Rows from a figure dataset >>
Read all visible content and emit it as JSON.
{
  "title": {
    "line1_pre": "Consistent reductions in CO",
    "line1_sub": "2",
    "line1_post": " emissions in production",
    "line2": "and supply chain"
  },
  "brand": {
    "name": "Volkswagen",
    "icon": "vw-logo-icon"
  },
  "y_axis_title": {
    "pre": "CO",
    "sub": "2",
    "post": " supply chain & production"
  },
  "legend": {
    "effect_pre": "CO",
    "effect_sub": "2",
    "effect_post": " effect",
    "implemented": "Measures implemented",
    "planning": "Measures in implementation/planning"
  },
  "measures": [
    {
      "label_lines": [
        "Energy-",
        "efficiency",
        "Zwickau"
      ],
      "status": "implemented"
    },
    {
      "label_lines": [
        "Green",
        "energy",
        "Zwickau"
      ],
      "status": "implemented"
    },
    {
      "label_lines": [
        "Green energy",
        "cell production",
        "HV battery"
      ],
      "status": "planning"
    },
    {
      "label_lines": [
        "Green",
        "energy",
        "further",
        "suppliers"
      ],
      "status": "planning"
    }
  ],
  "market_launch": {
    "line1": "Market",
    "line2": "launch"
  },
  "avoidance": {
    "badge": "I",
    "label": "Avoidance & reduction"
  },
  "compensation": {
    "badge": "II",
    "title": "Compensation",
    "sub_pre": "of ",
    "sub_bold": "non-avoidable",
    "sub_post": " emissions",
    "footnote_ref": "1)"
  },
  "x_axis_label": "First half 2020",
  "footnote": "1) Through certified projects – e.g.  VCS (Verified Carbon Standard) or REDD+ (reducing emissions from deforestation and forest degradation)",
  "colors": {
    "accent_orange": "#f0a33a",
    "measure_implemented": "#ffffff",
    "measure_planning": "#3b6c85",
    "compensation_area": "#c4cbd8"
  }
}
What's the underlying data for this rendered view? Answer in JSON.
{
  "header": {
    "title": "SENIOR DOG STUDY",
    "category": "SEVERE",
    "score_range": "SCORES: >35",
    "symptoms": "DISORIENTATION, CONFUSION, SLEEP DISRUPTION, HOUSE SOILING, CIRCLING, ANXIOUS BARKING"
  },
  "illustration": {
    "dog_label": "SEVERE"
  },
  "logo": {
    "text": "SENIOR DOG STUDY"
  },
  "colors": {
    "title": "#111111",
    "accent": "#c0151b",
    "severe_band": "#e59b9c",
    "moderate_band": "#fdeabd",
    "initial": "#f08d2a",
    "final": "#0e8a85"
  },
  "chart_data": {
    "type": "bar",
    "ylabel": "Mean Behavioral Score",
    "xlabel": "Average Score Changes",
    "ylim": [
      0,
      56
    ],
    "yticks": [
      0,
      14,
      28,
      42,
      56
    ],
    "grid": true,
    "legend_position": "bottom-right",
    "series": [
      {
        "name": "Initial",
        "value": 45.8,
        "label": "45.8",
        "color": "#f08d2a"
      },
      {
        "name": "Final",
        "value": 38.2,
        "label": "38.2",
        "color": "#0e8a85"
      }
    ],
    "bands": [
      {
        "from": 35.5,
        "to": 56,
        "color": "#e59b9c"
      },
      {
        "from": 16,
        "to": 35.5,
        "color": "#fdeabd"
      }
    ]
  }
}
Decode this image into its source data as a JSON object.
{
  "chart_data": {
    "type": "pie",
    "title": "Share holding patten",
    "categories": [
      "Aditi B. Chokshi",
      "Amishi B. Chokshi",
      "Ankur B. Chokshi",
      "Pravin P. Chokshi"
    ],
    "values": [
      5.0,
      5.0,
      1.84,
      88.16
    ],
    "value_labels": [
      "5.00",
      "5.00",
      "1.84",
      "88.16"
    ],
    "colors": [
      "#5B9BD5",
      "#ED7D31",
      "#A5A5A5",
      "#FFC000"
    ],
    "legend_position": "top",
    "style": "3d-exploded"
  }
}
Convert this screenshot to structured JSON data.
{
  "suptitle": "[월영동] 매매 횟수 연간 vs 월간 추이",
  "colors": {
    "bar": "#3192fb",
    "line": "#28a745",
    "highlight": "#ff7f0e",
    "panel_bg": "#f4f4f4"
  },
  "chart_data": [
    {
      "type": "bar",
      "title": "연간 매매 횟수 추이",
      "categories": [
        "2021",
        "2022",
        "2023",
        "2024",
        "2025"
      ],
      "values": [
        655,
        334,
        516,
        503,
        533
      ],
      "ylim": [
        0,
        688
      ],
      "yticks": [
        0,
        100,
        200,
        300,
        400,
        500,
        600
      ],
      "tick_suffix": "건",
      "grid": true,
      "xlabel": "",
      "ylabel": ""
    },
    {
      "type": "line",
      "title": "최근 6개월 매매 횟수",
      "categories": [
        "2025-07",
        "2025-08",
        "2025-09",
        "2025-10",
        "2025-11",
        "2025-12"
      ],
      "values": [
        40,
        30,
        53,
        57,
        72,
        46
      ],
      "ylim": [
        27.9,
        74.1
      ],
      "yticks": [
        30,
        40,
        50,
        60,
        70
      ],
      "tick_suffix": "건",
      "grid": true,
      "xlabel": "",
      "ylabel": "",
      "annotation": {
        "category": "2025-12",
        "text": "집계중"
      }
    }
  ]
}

STATED EXERCISE >> Return the lines above, from the one containing "Decode this image" to the end, exactly as they stand.

OUTPUT >>
Decode this image into its source data as a JSON object.
{
  "chart_data": {
    "type": "pie",
    "title": "Share holding patten",
    "categories": [
      "Aditi B. Chokshi",
      "Amishi B. Chokshi",
      "Ankur B. Chokshi",
      "Pravin P. Chokshi"
    ],
    "values": [
      5.0,
      5.0,
      1.84,
      88.16
    ],
    "value_labels": [
      "5.00",
      "5.00",
      "1.84",
      "88.16"
    ],
    "colors": [
      "#5B9BD5",
      "#ED7D31",
      "#A5A5A5",
      "#FFC000"
    ],
    "legend_position": "top",
    "style": "3d-exploded"
  }
}
Convert this screenshot to structured JSON data.
{
  "suptitle": "[월영동] 매매 횟수 연간 vs 월간 추이",
  "colors": {
    "bar": "#3192fb",
    "line": "#28a745",
    "highlight": "#ff7f0e",
    "panel_bg": "#f4f4f4"
  },
  "chart_data": [
    {
      "type": "bar",
      "title": "연간 매매 횟수 추이",
      "categories": [
        "2021",
        "2022",
        "2023",
        "2024",
        "2025"
      ],
      "values": [
        655,
        334,
        516,
        503,
        533
      ],
      "ylim": [
        0,
        688
      ],
      "yticks": [
        0,
        100,
        200,
        300,
        400,
        500,
        600
      ],
      "tick_suffix": "건",
      "grid": true,
      "xlabel": "",
      "ylabel": ""
    },
    {
      "type": "line",
      "title": "최근 6개월 매매 횟수",
      "categories": [
        "2025-07",
        "2025-08",
        "2025-09",
        "2025-10",
        "2025-11",
        "2025-12"
      ],
      "values": [
        40,
        30,
        53,
        57,
        72,
        46
      ],
      "ylim": [
        27.9,
        74.1
      ],
      "yticks": [
        30,
        40,
        50,
        60,
        70
      ],
      "tick_suffix": "건",
      "grid": true,
      "xlabel": "",
      "ylabel": "",
      "annotation": {
        "category": "2025-12",
        "text": "집계중"
      }
    }
  ]
}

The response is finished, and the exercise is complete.